### The task
Collect all lines from the records below that include the word "this".

— start —

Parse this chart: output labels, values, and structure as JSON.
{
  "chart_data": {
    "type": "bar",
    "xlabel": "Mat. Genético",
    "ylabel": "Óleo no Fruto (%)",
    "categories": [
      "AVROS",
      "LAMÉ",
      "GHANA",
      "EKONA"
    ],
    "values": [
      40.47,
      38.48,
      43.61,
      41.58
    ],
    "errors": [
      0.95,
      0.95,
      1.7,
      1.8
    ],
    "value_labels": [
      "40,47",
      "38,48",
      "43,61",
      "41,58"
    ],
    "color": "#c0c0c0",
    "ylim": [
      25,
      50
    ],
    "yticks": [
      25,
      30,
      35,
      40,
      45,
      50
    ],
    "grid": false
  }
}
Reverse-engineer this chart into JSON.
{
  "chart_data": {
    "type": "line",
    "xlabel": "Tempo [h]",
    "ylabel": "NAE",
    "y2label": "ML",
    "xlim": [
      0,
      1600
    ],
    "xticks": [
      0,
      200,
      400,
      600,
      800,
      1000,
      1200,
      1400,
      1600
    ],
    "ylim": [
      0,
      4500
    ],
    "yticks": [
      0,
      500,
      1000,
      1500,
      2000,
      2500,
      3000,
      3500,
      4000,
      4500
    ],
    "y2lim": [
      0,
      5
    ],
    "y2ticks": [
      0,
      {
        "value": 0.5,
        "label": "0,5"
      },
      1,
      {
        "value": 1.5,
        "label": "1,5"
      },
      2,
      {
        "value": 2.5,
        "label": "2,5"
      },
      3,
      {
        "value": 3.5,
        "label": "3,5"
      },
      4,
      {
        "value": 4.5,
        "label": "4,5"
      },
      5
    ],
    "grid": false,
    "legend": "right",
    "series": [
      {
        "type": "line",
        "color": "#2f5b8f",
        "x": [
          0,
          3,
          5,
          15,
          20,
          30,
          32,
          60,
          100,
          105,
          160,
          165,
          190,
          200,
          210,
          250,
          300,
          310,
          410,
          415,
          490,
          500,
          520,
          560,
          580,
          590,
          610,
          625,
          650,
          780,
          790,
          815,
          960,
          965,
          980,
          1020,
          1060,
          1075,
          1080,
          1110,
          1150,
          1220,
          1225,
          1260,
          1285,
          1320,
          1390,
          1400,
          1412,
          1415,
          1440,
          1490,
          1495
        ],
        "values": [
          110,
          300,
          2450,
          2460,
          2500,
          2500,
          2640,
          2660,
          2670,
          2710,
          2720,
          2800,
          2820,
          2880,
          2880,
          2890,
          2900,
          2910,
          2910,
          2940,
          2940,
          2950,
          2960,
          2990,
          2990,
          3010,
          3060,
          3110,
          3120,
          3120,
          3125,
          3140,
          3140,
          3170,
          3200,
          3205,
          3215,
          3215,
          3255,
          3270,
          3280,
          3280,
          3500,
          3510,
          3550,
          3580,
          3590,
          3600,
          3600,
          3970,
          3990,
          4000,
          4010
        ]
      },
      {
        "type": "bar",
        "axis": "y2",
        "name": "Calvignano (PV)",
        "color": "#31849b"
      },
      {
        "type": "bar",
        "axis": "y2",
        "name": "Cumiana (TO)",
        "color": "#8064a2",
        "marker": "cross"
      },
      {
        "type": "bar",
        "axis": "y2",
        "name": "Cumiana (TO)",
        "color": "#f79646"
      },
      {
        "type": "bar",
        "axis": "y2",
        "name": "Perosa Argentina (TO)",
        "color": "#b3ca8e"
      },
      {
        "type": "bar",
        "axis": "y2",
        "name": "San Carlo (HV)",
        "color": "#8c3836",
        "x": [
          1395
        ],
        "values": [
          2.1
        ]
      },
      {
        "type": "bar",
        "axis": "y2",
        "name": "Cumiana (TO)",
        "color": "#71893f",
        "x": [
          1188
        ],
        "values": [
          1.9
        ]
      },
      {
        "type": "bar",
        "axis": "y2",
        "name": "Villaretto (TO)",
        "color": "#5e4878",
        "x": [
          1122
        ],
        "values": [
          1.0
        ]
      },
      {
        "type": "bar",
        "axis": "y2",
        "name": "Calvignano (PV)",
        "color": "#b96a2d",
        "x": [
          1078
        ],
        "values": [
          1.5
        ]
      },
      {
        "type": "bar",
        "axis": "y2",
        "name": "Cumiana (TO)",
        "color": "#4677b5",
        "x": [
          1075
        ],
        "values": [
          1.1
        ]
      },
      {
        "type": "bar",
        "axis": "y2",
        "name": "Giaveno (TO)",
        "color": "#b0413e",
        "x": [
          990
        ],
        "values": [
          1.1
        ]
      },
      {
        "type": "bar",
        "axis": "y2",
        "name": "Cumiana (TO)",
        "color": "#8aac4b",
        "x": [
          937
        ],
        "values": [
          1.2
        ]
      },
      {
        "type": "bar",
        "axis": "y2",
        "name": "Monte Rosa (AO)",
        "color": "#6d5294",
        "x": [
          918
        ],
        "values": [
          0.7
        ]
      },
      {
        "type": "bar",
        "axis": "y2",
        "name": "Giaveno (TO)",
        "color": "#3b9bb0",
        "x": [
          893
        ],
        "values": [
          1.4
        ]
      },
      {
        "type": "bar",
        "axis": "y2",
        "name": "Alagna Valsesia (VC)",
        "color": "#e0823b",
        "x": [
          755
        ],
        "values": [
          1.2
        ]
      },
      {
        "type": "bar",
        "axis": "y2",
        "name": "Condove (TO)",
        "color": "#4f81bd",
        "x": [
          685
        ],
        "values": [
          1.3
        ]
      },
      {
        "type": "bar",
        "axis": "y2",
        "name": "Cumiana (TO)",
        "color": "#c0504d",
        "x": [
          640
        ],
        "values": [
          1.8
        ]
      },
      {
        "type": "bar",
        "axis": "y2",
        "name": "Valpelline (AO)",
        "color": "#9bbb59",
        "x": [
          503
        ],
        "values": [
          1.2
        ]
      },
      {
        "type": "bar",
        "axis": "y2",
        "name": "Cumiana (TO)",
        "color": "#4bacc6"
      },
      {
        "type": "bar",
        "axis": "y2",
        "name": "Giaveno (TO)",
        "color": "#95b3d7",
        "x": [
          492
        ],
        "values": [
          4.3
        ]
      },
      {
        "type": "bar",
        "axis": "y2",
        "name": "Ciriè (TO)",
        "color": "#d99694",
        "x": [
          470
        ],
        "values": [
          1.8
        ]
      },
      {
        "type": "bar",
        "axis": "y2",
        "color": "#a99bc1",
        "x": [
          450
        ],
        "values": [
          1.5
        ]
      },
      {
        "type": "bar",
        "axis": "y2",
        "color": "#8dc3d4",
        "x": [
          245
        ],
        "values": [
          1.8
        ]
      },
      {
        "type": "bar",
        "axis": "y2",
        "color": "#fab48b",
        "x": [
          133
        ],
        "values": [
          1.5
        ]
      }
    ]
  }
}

— end —

### Output of the task
Parse this chart: output labels, values, and structure as JSON.
Reverse-engineer this chart into JSON.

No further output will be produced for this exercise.